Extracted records
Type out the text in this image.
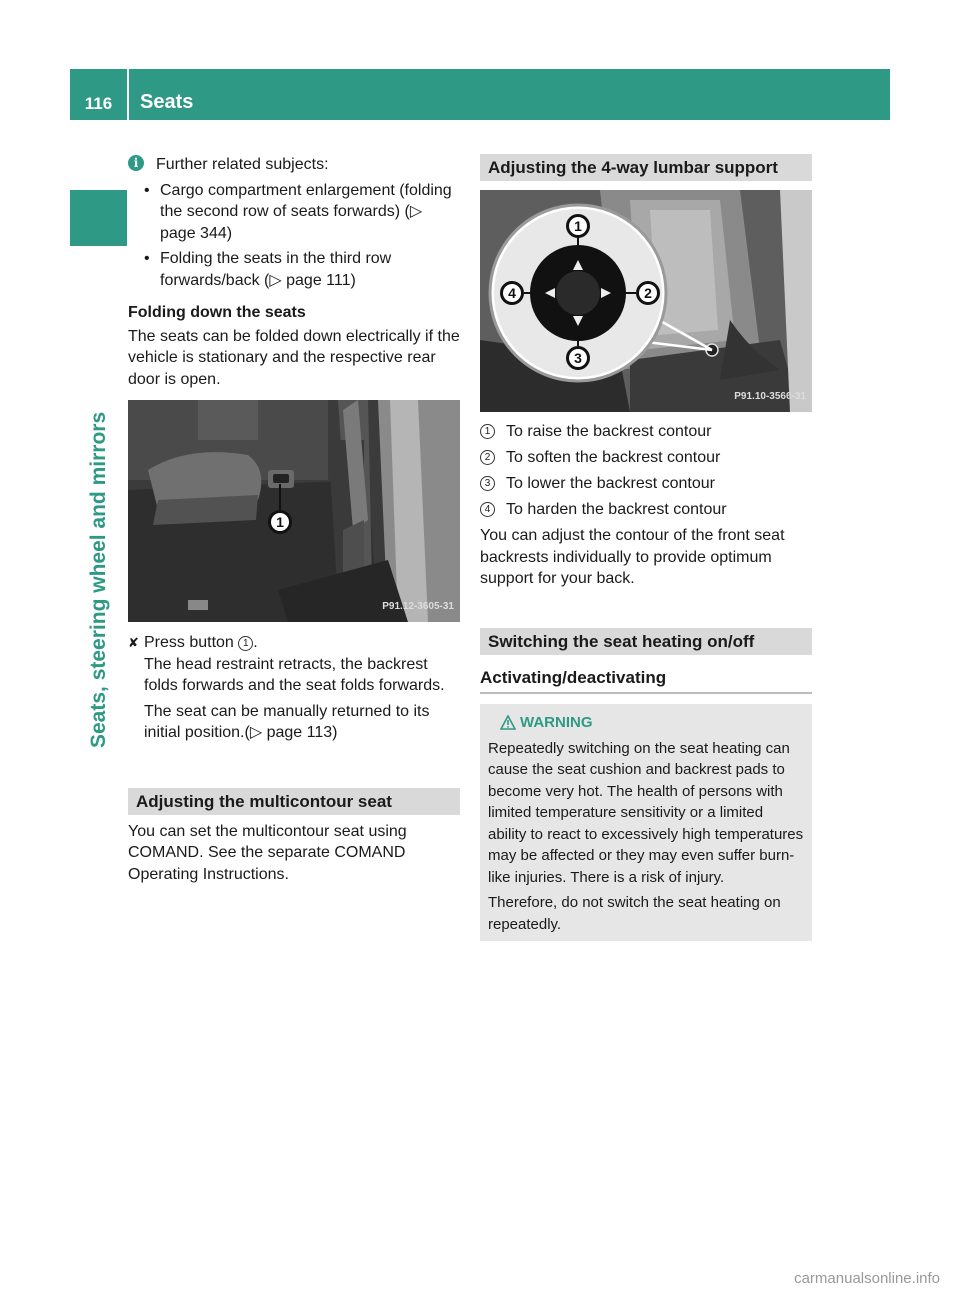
116	Seats
Seats, steering wheel and mirrors
i	Further related subjects:

• Cargo compartment enlargement (folding the second row of seats forwards) (▷ page 344)
• Folding the seats in the third row forwards/back (▷ page 111)

Folding down the seats

The seats can be folded down electrically if the vehicle is stationary and the respective rear door is open.

1
P91.12-3605-31
✘ Press button 1 .

The head restraint retracts, the backrest folds forwards and the seat folds forwards.

The seat can be manually returned to its initial position.(▷ page 113)

Adjusting the multicontour seat

You can set the multicontour seat using COMAND. See the separate COMAND Operating Instructions.

Adjusting the 4-way lumbar support
1
2
3
4
P91.10-3566-31
1 To raise the backrest contour
2 To soften the backrest contour
3 To lower the backrest contour
4 To harden the backrest contour

You can adjust the contour of the front seat backrests individually to provide optimum support for your back.

Switching the seat heating on/off
Activating/deactivating
WARNING

Repeatedly switching on the seat heating can cause the seat cushion and backrest pads to become very hot. The health of persons with limited temperature sensitivity or a limited ability to react to excessively high temperatures may be affected or they may even suffer burn-like injuries. There is a risk of injury.

Therefore, do not switch the seat heating on repeatedly.

carmanualsonline.info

* _Required work_: Extract every line of the data exactly; pictures stay out.

* _The completed task_:
Type out the text in this image.
116	Seats
Seats, steering wheel and mirrors
i	Further related subjects:

• Cargo compartment enlargement (folding the second row of seats forwards) (▷ page 344)
• Folding the seats in the third row forwards/back (▷ page 111)

Folding down the seats

The seats can be folded down electrically if the vehicle is stationary and the respective rear door is open.

1
P91.12-3605-31
✘ Press button 1 .

The head restraint retracts, the backrest folds forwards and the seat folds forwards.

The seat can be manually returned to its initial position.(▷ page 113)

Adjusting the multicontour seat

You can set the multicontour seat using COMAND. See the separate COMAND Operating Instructions.

Adjusting the 4-way lumbar support
1
2
3
4
P91.10-3566-31
1 To raise the backrest contour
2 To soften the backrest contour
3 To lower the backrest contour
4 To harden the backrest contour

You can adjust the contour of the front seat backrests individually to provide optimum support for your back.

Switching the seat heating on/off
Activating/deactivating
WARNING

Repeatedly switching on the seat heating can cause the seat cushion and backrest pads to become very hot. The health of persons with limited temperature sensitivity or a limited ability to react to excessively high temperatures may be affected or they may even suffer burn-like injuries. There is a risk of injury.

Therefore, do not switch the seat heating on repeatedly.

carmanualsonline.info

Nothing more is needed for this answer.